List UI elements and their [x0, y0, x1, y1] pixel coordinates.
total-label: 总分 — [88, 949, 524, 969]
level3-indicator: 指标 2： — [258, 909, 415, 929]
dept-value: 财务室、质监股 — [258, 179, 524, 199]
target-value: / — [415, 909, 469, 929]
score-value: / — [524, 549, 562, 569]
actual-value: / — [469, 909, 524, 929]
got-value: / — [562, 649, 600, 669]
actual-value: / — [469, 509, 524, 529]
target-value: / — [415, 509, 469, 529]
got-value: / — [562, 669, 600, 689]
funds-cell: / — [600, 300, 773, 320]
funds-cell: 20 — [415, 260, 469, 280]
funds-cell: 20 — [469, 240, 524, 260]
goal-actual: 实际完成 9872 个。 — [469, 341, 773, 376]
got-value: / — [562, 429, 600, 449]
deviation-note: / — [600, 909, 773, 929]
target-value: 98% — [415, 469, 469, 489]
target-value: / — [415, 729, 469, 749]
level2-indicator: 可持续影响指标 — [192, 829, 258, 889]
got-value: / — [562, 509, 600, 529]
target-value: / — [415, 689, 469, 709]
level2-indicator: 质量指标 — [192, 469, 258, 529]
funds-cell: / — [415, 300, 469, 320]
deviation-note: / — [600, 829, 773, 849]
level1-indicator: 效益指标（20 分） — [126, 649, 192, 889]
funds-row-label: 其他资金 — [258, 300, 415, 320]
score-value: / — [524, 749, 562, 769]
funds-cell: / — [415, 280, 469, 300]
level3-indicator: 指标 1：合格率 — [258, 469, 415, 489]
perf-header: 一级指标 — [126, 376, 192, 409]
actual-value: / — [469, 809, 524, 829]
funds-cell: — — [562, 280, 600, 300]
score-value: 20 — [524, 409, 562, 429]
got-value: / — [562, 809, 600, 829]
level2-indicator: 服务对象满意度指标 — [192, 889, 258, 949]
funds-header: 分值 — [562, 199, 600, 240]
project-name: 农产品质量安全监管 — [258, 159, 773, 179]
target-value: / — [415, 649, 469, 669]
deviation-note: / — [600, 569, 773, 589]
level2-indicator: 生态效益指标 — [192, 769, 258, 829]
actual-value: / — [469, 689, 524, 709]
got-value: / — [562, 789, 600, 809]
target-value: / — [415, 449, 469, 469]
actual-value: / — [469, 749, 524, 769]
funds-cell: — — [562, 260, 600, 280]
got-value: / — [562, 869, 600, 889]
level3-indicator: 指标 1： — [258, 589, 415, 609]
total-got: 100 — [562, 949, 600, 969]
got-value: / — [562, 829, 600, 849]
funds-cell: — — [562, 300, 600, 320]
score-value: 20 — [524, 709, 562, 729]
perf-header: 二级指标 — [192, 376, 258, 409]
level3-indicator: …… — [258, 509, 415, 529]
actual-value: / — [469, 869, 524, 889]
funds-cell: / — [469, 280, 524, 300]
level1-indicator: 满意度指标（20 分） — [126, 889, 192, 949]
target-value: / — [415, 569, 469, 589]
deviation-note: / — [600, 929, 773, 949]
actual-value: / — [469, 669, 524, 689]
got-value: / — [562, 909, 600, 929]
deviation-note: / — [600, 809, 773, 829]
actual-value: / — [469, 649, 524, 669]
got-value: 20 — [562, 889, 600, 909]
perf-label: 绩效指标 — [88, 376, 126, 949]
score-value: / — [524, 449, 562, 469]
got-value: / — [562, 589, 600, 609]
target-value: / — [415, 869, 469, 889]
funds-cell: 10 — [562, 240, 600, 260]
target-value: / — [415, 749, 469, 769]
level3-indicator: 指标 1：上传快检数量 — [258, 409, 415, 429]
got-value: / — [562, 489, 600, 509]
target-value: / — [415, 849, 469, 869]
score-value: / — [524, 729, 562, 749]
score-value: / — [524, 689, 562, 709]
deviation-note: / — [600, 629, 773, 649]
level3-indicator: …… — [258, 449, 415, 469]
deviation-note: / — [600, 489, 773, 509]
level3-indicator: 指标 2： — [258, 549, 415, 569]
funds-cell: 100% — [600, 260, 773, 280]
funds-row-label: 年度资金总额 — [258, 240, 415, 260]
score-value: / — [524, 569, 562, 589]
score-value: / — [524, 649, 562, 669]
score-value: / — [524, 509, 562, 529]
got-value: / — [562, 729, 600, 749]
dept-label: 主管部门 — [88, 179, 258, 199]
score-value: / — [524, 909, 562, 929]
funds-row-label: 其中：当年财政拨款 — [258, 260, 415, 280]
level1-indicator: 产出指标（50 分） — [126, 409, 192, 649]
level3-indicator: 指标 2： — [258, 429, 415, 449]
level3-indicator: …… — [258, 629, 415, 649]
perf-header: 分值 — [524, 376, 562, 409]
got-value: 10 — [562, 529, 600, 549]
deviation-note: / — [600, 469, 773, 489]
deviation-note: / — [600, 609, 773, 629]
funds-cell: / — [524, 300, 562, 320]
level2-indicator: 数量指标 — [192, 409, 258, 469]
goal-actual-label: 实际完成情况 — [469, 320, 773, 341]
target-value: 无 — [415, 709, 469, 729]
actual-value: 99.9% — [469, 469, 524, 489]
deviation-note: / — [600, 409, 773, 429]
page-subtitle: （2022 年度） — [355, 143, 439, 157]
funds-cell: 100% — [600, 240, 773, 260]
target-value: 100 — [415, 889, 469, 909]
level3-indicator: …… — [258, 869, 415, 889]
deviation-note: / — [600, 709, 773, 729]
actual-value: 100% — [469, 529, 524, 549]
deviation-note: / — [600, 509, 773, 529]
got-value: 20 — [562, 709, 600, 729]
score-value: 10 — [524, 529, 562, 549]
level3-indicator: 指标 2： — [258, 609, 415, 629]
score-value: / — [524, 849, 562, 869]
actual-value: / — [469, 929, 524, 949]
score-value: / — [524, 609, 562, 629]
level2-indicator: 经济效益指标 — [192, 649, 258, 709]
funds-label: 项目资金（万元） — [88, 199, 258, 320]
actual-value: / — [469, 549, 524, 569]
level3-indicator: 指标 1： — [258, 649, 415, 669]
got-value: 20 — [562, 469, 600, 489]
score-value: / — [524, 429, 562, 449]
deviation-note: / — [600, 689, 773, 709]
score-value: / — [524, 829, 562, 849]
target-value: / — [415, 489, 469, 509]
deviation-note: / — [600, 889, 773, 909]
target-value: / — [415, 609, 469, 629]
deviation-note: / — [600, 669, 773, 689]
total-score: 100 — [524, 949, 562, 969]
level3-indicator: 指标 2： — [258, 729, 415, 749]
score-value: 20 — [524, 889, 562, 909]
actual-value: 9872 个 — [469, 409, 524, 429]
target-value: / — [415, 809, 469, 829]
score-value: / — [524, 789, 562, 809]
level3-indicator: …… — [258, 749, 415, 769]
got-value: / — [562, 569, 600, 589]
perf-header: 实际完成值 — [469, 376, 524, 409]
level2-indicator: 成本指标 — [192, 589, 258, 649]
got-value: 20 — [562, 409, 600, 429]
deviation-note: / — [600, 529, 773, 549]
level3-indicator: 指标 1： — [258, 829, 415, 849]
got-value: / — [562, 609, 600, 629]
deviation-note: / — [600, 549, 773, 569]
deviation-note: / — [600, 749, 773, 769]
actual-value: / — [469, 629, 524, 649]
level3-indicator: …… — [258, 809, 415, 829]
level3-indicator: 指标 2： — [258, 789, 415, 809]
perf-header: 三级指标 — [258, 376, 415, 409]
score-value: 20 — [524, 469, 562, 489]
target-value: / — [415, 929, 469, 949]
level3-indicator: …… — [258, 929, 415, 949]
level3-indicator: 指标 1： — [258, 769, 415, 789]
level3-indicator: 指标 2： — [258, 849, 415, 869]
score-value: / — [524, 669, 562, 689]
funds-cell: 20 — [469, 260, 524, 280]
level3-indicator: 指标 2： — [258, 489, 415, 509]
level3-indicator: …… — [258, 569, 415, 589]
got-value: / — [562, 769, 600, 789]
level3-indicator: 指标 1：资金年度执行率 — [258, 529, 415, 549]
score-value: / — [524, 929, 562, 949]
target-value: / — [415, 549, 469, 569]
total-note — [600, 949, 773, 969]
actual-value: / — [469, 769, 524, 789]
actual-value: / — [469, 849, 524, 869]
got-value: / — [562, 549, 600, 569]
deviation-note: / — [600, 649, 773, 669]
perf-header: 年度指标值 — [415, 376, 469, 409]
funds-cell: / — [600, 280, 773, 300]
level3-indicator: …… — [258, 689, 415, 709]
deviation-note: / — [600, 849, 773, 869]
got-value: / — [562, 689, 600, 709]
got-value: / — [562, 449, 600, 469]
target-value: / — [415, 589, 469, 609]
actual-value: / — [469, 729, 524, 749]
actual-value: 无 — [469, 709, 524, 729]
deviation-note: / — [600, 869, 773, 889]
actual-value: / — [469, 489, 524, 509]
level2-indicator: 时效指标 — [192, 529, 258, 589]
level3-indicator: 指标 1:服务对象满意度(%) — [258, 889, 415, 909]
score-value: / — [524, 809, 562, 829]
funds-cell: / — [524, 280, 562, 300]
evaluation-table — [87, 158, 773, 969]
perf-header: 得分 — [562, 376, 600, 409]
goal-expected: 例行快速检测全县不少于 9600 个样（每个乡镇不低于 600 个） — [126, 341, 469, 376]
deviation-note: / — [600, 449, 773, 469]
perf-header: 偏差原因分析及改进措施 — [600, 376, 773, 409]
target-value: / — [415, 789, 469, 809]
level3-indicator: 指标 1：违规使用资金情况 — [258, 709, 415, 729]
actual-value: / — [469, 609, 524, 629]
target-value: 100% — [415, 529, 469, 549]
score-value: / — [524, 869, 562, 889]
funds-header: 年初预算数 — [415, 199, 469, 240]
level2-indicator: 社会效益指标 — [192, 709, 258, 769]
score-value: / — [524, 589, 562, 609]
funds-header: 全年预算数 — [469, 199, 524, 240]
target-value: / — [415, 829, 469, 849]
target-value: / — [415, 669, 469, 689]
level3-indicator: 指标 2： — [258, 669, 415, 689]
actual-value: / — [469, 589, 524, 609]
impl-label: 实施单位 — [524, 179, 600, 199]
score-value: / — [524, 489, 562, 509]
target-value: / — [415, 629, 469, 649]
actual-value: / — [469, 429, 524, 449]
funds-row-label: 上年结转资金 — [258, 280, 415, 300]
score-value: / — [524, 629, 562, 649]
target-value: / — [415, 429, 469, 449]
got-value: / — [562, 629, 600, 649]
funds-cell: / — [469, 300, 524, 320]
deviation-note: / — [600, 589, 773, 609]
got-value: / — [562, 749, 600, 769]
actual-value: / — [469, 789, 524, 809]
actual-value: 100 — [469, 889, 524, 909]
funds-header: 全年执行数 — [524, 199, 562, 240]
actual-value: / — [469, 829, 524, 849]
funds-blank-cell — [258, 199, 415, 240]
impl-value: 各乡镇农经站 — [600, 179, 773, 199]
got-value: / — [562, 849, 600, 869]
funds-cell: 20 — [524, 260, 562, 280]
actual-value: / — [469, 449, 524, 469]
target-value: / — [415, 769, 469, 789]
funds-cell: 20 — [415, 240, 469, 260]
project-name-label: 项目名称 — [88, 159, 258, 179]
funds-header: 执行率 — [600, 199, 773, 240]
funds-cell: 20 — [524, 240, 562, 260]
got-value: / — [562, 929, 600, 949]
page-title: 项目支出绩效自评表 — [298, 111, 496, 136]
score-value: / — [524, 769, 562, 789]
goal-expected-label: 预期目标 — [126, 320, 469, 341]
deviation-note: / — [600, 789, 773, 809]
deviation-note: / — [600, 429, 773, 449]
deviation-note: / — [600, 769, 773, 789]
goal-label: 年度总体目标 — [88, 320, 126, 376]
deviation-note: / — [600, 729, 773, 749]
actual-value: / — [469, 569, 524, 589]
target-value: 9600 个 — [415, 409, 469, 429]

····················

◆ INSTRUCTIONS TO FOLLOW ◆
Copy the rows above word for word, beginning with the first one and stopping after the line that contains "actual-value: / — [469, 909, 524, 929]".

◆ CORRECT OUTPUT ◆
List UI elements and their [x0, y0, x1, y1] pixel coordinates.
total-label: 总分 — [88, 949, 524, 969]
level3-indicator: 指标 2： — [258, 909, 415, 929]
dept-value: 财务室、质监股 — [258, 179, 524, 199]
target-value: / — [415, 909, 469, 929]
score-value: / — [524, 549, 562, 569]
actual-value: / — [469, 909, 524, 929]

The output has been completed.